start Dataset extract

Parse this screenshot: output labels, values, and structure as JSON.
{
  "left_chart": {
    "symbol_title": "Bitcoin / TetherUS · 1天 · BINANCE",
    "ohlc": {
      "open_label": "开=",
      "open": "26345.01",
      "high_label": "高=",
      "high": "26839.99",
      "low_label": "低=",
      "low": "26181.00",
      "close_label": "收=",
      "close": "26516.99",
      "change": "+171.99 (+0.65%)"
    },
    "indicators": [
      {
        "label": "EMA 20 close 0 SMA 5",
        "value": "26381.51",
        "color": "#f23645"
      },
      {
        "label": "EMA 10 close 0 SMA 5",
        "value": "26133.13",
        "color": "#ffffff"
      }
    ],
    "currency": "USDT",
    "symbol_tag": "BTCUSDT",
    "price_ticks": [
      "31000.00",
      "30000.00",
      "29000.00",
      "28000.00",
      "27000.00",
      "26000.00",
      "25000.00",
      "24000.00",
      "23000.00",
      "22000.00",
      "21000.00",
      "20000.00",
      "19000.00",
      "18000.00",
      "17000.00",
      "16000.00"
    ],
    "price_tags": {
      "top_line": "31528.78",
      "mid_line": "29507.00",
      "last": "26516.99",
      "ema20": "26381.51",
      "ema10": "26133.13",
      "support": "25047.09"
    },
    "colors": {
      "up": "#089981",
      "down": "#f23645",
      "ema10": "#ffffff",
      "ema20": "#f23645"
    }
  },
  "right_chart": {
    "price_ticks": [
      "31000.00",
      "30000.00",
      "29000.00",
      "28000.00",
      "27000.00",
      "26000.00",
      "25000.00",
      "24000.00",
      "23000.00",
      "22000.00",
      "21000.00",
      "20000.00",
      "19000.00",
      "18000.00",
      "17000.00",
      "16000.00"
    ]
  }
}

end Dataset extract

§ **What is being asked**: Everything in the listing above should be restated exactly.

§ **The response**:
Parse this screenshot: output labels, values, and structure as JSON.
{
  "left_chart": {
    "symbol_title": "Bitcoin / TetherUS · 1天 · BINANCE",
    "ohlc": {
      "open_label": "开=",
      "open": "26345.01",
      "high_label": "高=",
      "high": "26839.99",
      "low_label": "低=",
      "low": "26181.00",
      "close_label": "收=",
      "close": "26516.99",
      "change": "+171.99 (+0.65%)"
    },
    "indicators": [
      {
        "label": "EMA 20 close 0 SMA 5",
        "value": "26381.51",
        "color": "#f23645"
      },
      {
        "label": "EMA 10 close 0 SMA 5",
        "value": "26133.13",
        "color": "#ffffff"
      }
    ],
    "currency": "USDT",
    "symbol_tag": "BTCUSDT",
    "price_ticks": [
      "31000.00",
      "30000.00",
      "29000.00",
      "28000.00",
      "27000.00",
      "26000.00",
      "25000.00",
      "24000.00",
      "23000.00",
      "22000.00",
      "21000.00",
      "20000.00",
      "19000.00",
      "18000.00",
      "17000.00",
      "16000.00"
    ],
    "price_tags": {
      "top_line": "31528.78",
      "mid_line": "29507.00",
      "last": "26516.99",
      "ema20": "26381.51",
      "ema10": "26133.13",
      "support": "25047.09"
    },
    "colors": {
      "up": "#089981",
      "down": "#f23645",
      "ema10": "#ffffff",
      "ema20": "#f23645"
    }
  },
  "right_chart": {
    "price_ticks": [
      "31000.00",
      "30000.00",
      "29000.00",
      "28000.00",
      "27000.00",
      "26000.00",
      "25000.00",
      "24000.00",
      "23000.00",
      "22000.00",
      "21000.00",
      "20000.00",
      "19000.00",
      "18000.00",
      "17000.00",
      "16000.00"
    ]
  }
}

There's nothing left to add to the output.